What the task asks: Wherever the word "Председатель" shows up in a line, please copy that line.

↓

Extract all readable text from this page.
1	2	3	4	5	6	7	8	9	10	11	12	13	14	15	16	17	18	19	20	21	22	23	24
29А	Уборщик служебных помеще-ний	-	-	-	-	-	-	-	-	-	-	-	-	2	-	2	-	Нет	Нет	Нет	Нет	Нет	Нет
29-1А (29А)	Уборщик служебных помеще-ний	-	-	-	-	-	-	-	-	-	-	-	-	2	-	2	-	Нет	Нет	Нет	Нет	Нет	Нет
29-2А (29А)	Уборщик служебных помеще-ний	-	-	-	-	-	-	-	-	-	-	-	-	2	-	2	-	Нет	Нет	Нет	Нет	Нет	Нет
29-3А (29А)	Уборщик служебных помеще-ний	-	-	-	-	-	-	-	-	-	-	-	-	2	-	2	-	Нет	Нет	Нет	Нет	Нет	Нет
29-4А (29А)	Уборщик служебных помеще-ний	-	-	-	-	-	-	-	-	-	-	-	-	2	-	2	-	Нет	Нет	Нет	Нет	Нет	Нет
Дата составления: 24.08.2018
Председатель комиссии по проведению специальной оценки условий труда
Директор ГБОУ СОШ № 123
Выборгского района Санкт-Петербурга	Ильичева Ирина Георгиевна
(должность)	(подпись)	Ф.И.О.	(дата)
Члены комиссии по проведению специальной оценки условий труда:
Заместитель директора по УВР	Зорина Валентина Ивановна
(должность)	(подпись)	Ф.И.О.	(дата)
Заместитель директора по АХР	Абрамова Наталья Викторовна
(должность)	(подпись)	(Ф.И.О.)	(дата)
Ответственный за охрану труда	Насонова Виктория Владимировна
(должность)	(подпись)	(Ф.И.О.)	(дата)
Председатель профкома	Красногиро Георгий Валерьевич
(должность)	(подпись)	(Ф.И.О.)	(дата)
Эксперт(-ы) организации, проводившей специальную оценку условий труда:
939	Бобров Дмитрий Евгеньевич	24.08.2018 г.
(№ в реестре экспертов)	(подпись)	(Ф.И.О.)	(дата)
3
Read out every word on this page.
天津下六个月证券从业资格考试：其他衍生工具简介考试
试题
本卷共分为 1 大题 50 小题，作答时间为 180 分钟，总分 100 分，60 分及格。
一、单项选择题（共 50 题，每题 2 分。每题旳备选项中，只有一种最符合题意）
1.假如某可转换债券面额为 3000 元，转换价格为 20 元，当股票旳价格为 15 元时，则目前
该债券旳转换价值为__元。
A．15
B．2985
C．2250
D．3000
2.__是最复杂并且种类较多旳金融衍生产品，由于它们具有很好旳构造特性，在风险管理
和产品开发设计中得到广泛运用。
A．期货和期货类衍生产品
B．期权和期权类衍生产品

↑

Response to the exercise:
Председатель комиссии по проведению специальной оценки условий труда
Председатель профкома	Красногиро Георгий Валерьевич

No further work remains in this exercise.